>> start

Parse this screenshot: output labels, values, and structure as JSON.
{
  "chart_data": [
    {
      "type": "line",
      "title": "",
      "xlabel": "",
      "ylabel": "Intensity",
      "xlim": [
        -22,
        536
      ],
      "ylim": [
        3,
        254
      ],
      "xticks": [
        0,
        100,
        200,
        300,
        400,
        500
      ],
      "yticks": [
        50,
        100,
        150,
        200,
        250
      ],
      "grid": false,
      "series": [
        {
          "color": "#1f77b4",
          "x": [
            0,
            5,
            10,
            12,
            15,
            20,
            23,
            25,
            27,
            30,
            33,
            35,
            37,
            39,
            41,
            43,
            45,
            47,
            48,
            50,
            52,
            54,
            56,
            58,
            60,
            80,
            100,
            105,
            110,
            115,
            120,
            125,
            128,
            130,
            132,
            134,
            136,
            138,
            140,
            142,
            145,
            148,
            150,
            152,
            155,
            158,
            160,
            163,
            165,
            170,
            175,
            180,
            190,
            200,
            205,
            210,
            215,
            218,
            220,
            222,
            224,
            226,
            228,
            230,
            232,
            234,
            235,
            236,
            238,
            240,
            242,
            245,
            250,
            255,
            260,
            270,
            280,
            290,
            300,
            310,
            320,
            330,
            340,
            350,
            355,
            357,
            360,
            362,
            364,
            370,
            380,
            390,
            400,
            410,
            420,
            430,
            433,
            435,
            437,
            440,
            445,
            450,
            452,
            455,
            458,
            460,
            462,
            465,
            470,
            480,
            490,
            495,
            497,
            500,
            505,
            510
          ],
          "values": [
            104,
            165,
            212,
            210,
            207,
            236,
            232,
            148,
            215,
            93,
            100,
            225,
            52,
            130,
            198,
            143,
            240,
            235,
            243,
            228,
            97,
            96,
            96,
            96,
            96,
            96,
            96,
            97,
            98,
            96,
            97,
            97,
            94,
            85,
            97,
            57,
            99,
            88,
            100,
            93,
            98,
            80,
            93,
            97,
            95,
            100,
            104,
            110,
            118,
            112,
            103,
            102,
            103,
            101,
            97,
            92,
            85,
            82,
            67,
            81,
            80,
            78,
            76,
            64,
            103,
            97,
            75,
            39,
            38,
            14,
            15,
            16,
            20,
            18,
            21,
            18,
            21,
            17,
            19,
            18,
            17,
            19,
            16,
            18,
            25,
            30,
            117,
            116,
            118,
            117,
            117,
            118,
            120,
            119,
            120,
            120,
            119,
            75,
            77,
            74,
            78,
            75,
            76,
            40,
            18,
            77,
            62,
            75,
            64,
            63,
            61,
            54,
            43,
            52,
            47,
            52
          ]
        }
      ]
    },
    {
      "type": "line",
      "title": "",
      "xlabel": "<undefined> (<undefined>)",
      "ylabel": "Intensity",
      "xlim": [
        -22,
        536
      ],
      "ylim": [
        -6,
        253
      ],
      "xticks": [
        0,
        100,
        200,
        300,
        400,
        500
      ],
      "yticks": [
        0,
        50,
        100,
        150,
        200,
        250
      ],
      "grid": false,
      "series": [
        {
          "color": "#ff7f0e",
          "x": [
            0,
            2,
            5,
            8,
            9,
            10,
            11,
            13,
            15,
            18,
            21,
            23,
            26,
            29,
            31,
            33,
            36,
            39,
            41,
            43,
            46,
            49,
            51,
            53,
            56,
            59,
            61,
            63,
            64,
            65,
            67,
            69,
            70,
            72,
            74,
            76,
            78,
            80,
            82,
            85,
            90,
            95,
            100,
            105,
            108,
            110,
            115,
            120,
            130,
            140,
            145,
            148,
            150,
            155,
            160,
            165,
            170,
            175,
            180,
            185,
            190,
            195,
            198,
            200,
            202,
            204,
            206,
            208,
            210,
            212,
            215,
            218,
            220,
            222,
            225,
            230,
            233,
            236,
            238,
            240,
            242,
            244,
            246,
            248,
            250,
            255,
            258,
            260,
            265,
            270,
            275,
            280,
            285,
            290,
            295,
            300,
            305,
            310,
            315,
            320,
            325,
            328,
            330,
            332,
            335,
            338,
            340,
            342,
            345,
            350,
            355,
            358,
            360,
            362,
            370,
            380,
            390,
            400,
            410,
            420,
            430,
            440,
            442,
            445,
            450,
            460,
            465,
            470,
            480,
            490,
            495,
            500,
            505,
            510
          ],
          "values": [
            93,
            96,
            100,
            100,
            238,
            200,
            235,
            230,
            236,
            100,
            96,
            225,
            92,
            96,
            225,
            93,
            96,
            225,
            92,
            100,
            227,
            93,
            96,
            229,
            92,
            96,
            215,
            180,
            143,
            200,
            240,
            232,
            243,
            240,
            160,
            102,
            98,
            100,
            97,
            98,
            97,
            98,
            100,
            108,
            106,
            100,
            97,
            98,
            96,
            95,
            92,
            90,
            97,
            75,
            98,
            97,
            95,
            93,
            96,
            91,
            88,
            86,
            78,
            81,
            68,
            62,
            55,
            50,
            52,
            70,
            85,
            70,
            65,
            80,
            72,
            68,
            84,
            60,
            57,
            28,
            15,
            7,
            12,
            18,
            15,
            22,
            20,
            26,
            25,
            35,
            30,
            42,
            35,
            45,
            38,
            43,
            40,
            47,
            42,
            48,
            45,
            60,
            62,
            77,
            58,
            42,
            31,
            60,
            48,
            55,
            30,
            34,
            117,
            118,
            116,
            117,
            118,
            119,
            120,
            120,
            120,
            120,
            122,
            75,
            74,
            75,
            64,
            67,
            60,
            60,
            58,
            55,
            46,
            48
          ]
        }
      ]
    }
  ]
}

>> end

Task instructions>
Extract every line above exactly as it stands.

Solution to the exercise>
Parse this screenshot: output labels, values, and structure as JSON.
{
  "chart_data": [
    {
      "type": "line",
      "title": "",
      "xlabel": "",
      "ylabel": "Intensity",
      "xlim": [
        -22,
        536
      ],
      "ylim": [
        3,
        254
      ],
      "xticks": [
        0,
        100,
        200,
        300,
        400,
        500
      ],
      "yticks": [
        50,
        100,
        150,
        200,
        250
      ],
      "grid": false,
      "series": [
        {
          "color": "#1f77b4",
          "x": [
            0,
            5,
            10,
            12,
            15,
            20,
            23,
            25,
            27,
            30,
            33,
            35,
            37,
            39,
            41,
            43,
            45,
            47,
            48,
            50,
            52,
            54,
            56,
            58,
            60,
            80,
            100,
            105,
            110,
            115,
            120,
            125,
            128,
            130,
            132,
            134,
            136,
            138,
            140,
            142,
            145,
            148,
            150,
            152,
            155,
            158,
            160,
            163,
            165,
            170,
            175,
            180,
            190,
            200,
            205,
            210,
            215,
            218,
            220,
            222,
            224,
            226,
            228,
            230,
            232,
            234,
            235,
            236,
            238,
            240,
            242,
            245,
            250,
            255,
            260,
            270,
            280,
            290,
            300,
            310,
            320,
            330,
            340,
            350,
            355,
            357,
            360,
            362,
            364,
            370,
            380,
            390,
            400,
            410,
            420,
            430,
            433,
            435,
            437,
            440,
            445,
            450,
            452,
            455,
            458,
            460,
            462,
            465,
            470,
            480,
            490,
            495,
            497,
            500,
            505,
            510
          ],
          "values": [
            104,
            165,
            212,
            210,
            207,
            236,
            232,
            148,
            215,
            93,
            100,
            225,
            52,
            130,
            198,
            143,
            240,
            235,
            243,
            228,
            97,
            96,
            96,
            96,
            96,
            96,
            96,
            97,
            98,
            96,
            97,
            97,
            94,
            85,
            97,
            57,
            99,
            88,
            100,
            93,
            98,
            80,
            93,
            97,
            95,
            100,
            104,
            110,
            118,
            112,
            103,
            102,
            103,
            101,
            97,
            92,
            85,
            82,
            67,
            81,
            80,
            78,
            76,
            64,
            103,
            97,
            75,
            39,
            38,
            14,
            15,
            16,
            20,
            18,
            21,
            18,
            21,
            17,
            19,
            18,
            17,
            19,
            16,
            18,
            25,
            30,
            117,
            116,
            118,
            117,
            117,
            118,
            120,
            119,
            120,
            120,
            119,
            75,
            77,
            74,
            78,
            75,
            76,
            40,
            18,
            77,
            62,
            75,
            64,
            63,
            61,
            54,
            43,
            52,
            47,
            52
          ]
        }
      ]
    },
    {
      "type": "line",
      "title": "",
      "xlabel": "<undefined> (<undefined>)",
      "ylabel": "Intensity",
      "xlim": [
        -22,
        536
      ],
      "ylim": [
        -6,
        253
      ],
      "xticks": [
        0,
        100,
        200,
        300,
        400,
        500
      ],
      "yticks": [
        0,
        50,
        100,
        150,
        200,
        250
      ],
      "grid": false,
      "series": [
        {
          "color": "#ff7f0e",
          "x": [
            0,
            2,
            5,
            8,
            9,
            10,
            11,
            13,
            15,
            18,
            21,
            23,
            26,
            29,
            31,
            33,
            36,
            39,
            41,
            43,
            46,
            49,
            51,
            53,
            56,
            59,
            61,
            63,
            64,
            65,
            67,
            69,
            70,
            72,
            74,
            76,
            78,
            80,
            82,
            85,
            90,
            95,
            100,
            105,
            108,
            110,
            115,
            120,
            130,
            140,
            145,
            148,
            150,
            155,
            160,
            165,
            170,
            175,
            180,
            185,
            190,
            195,
            198,
            200,
            202,
            204,
            206,
            208,
            210,
            212,
            215,
            218,
            220,
            222,
            225,
            230,
            233,
            236,
            238,
            240,
            242,
            244,
            246,
            248,
            250,
            255,
            258,
            260,
            265,
            270,
            275,
            280,
            285,
            290,
            295,
            300,
            305,
            310,
            315,
            320,
            325,
            328,
            330,
            332,
            335,
            338,
            340,
            342,
            345,
            350,
            355,
            358,
            360,
            362,
            370,
            380,
            390,
            400,
            410,
            420,
            430,
            440,
            442,
            445,
            450,
            460,
            465,
            470,
            480,
            490,
            495,
            500,
            505,
            510
          ],
          "values": [
            93,
            96,
            100,
            100,
            238,
            200,
            235,
            230,
            236,
            100,
            96,
            225,
            92,
            96,
            225,
            93,
            96,
            225,
            92,
            100,
            227,
            93,
            96,
            229,
            92,
            96,
            215,
            180,
            143,
            200,
            240,
            232,
            243,
            240,
            160,
            102,
            98,
            100,
            97,
            98,
            97,
            98,
            100,
            108,
            106,
            100,
            97,
            98,
            96,
            95,
            92,
            90,
            97,
            75,
            98,
            97,
            95,
            93,
            96,
            91,
            88,
            86,
            78,
            81,
            68,
            62,
            55,
            50,
            52,
            70,
            85,
            70,
            65,
            80,
            72,
            68,
            84,
            60,
            57,
            28,
            15,
            7,
            12,
            18,
            15,
            22,
            20,
            26,
            25,
            35,
            30,
            42,
            35,
            45,
            38,
            43,
            40,
            47,
            42,
            48,
            45,
            60,
            62,
            77,
            58,
            42,
            31,
            60,
            48,
            55,
            30,
            34,
            117,
            118,
            116,
            117,
            118,
            119,
            120,
            120,
            120,
            120,
            122,
            75,
            74,
            75,
            64,
            67,
            60,
            60,
            58,
            55,
            46,
            48
          ]
        }
      ]
    }
  ]
}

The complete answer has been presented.